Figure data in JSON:
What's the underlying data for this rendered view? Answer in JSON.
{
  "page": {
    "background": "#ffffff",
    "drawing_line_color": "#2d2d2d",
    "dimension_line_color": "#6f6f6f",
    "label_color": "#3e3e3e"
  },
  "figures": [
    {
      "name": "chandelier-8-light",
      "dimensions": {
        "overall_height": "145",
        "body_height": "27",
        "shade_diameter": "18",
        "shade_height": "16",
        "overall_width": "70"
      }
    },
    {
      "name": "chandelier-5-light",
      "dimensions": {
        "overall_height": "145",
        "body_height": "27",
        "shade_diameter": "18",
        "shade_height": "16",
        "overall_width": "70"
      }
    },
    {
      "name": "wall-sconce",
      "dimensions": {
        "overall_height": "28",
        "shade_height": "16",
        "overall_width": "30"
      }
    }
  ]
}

### JOB
Report each line of the material above where the word "name" appears.

### ANSWER TO THE TASK
      "name": "chandelier-8-light",
      "name": "chandelier-5-light",
      "name": "wall-sconce",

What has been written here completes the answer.